> WRITTEN REQUEST
Go through the data below. List every line that holds the word "damping".
[Start of STORED DATA]
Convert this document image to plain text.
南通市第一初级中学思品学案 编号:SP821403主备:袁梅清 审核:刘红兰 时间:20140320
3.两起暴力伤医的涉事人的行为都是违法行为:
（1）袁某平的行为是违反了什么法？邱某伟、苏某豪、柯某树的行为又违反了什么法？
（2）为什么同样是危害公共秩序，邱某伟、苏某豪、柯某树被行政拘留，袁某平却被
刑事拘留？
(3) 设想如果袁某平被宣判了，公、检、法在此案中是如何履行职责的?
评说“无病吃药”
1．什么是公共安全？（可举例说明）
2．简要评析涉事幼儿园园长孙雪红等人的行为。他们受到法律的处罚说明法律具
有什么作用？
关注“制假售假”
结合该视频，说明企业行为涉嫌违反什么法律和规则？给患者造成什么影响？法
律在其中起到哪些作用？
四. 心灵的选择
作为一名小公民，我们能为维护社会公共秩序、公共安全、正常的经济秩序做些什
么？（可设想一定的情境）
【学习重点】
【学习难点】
[End of STORED DATA]
[Start of STORED DATA]
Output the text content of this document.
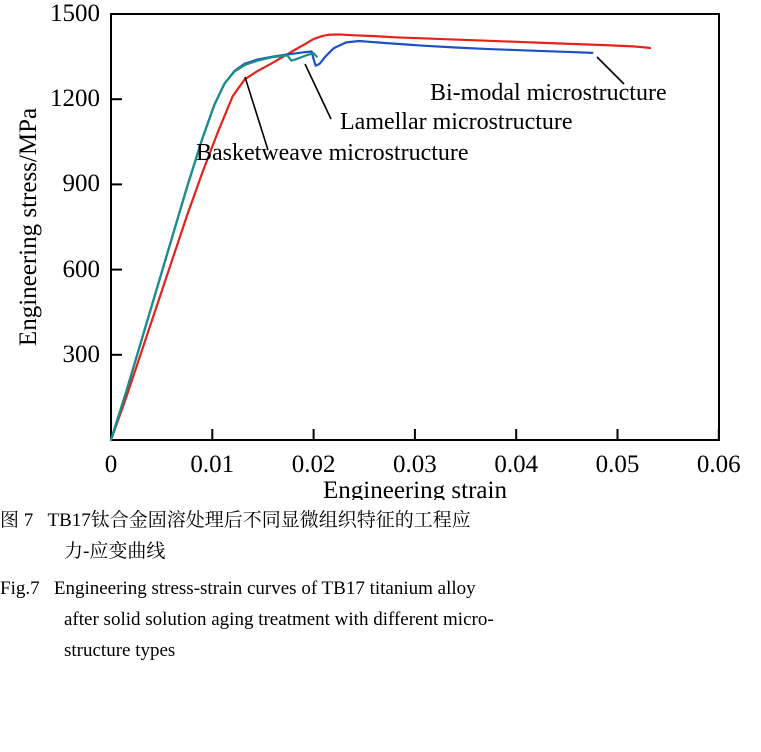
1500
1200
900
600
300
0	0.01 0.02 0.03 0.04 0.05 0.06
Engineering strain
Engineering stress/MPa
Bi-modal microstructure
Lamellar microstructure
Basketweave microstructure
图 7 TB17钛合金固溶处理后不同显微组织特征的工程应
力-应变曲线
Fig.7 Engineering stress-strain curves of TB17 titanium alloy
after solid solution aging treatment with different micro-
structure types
[End of STORED DATA]
[Start of STORED DATA]
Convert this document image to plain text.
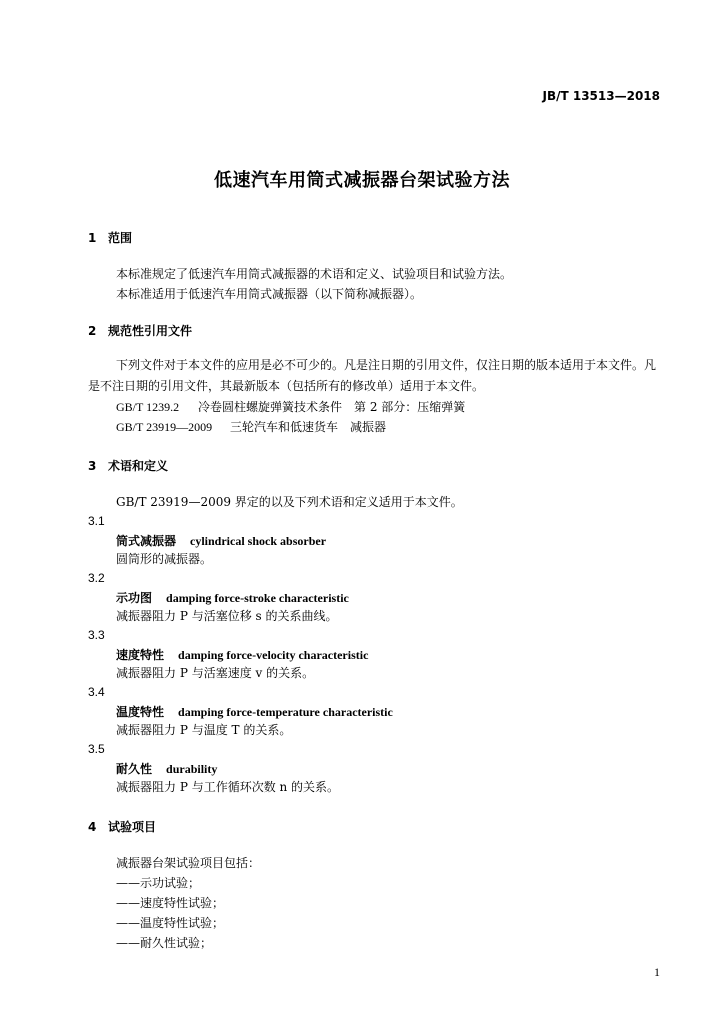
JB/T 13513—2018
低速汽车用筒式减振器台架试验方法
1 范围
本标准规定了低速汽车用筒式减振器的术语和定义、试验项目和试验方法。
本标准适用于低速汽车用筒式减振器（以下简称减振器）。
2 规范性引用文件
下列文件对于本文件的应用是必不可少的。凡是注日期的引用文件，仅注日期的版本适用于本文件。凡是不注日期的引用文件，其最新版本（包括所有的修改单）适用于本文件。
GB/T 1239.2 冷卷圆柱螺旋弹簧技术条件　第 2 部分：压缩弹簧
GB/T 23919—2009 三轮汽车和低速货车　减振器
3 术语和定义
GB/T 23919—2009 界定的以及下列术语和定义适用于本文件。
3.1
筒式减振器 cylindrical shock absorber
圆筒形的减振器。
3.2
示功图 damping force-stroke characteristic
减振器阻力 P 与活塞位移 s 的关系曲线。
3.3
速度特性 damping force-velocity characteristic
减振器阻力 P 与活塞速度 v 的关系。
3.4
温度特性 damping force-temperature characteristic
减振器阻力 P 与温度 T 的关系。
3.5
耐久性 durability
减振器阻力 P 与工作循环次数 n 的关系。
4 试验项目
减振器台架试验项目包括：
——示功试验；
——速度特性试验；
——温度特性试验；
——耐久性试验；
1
[End of STORED DATA]
> TASK RESPONSE
示功图 damping force-stroke characteristic
速度特性 damping force-velocity characteristic
温度特性 damping force-temperature characteristic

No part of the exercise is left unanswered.